Task to complete → Write the listing below out again exactly, dropping the images.

Records for the exercise →
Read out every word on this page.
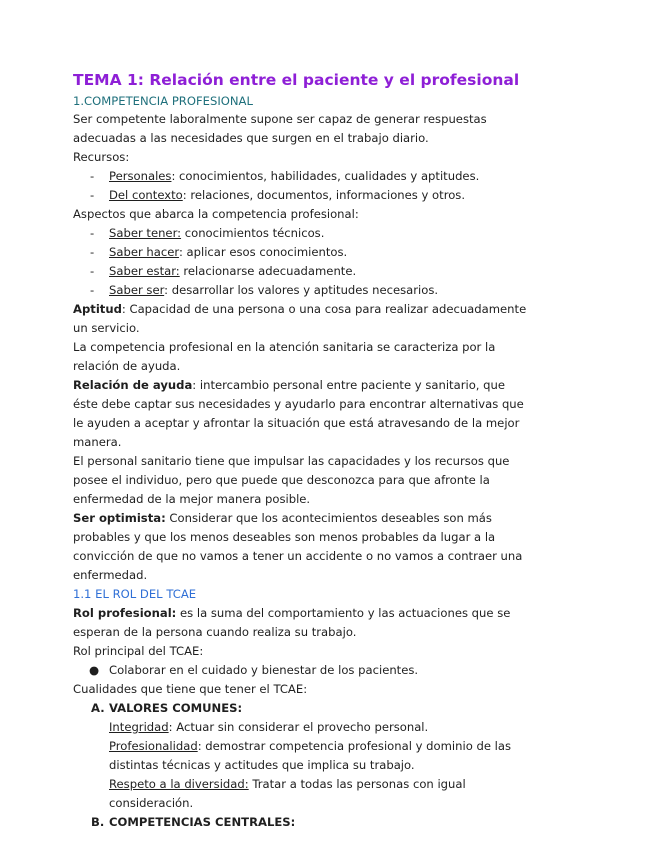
TEMA 1: Relación entre el paciente y el profesional
1.COMPETENCIA PROFESIONAL

Ser competente laboralmente supone ser capaz de generar respuestas adecuadas a las necesidades que surgen en el trabajo diario.

Recursos:

-	Personales: conocimientos, habilidades, cualidades y aptitudes.
-	Del contexto: relaciones, documentos, informaciones y otros.

Aspectos que abarca la competencia profesional:

-	Saber tener: conocimientos técnicos.
-	Saber hacer: aplicar esos conocimientos.
-	Saber estar: relacionarse adecuadamente.
-	Saber ser: desarrollar los valores y aptitudes necesarios.

Aptitud: Capacidad de una persona o una cosa para realizar adecuadamente un servicio.

La competencia profesional en la atención sanitaria se caracteriza por la relación de ayuda.

Relación de ayuda: intercambio personal entre paciente y sanitario, que éste debe captar sus necesidades y ayudarlo para encontrar alternativas que le ayuden a aceptar y afrontar la situación que está atravesando de la mejor manera.

El personal sanitario tiene que impulsar las capacidades y los recursos que posee el individuo, pero que puede que desconozca para que afronte la enfermedad de la mejor manera posible.

Ser optimista: Considerar que los acontecimientos deseables son más probables y que los menos deseables son menos probables da lugar a la convicción de que no vamos a tener un accidente o no vamos a contraer una enfermedad.

1.1 EL ROL DEL TCAE

Rol profesional: es la suma del comportamiento y las actuaciones que se esperan de la persona cuando realiza su trabajo.

Rol principal del TCAE:

● Colaborar en el cuidado y bienestar de los pacientes.

Cualidades que tiene que tener el TCAE:

A. VALORES COMUNES:

Integridad: Actuar sin considerar el provecho personal.

Profesionalidad: demostrar competencia profesional y dominio de las distintas técnicas y actitudes que implica su trabajo.

Respeto a la diversidad: Tratar a todas las personas con igual consideración.

B. COMPETENCIAS CENTRALES:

Response to this task →
Read out every word on this page.
TEMA 1: Relación entre el paciente y el profesional
1.COMPETENCIA PROFESIONAL

Ser competente laboralmente supone ser capaz de generar respuestas adecuadas a las necesidades que surgen en el trabajo diario.

Recursos:

-	Personales: conocimientos, habilidades, cualidades y aptitudes.
-	Del contexto: relaciones, documentos, informaciones y otros.

Aspectos que abarca la competencia profesional:

-	Saber tener: conocimientos técnicos.
-	Saber hacer: aplicar esos conocimientos.
-	Saber estar: relacionarse adecuadamente.
-	Saber ser: desarrollar los valores y aptitudes necesarios.

Aptitud: Capacidad de una persona o una cosa para realizar adecuadamente un servicio.

La competencia profesional en la atención sanitaria se caracteriza por la relación de ayuda.

Relación de ayuda: intercambio personal entre paciente y sanitario, que éste debe captar sus necesidades y ayudarlo para encontrar alternativas que le ayuden a aceptar y afrontar la situación que está atravesando de la mejor manera.

El personal sanitario tiene que impulsar las capacidades y los recursos que posee el individuo, pero que puede que desconozca para que afronte la enfermedad de la mejor manera posible.

Ser optimista: Considerar que los acontecimientos deseables son más probables y que los menos deseables son menos probables da lugar a la convicción de que no vamos a tener un accidente o no vamos a contraer una enfermedad.

1.1 EL ROL DEL TCAE

Rol profesional: es la suma del comportamiento y las actuaciones que se esperan de la persona cuando realiza su trabajo.

Rol principal del TCAE:

● Colaborar en el cuidado y bienestar de los pacientes.

Cualidades que tiene que tener el TCAE:

A. VALORES COMUNES:

Integridad: Actuar sin considerar el provecho personal.

Profesionalidad: demostrar competencia profesional y dominio de las distintas técnicas y actitudes que implica su trabajo.

Respeto a la diversidad: Tratar a todas las personas con igual consideración.

B. COMPETENCIAS CENTRALES:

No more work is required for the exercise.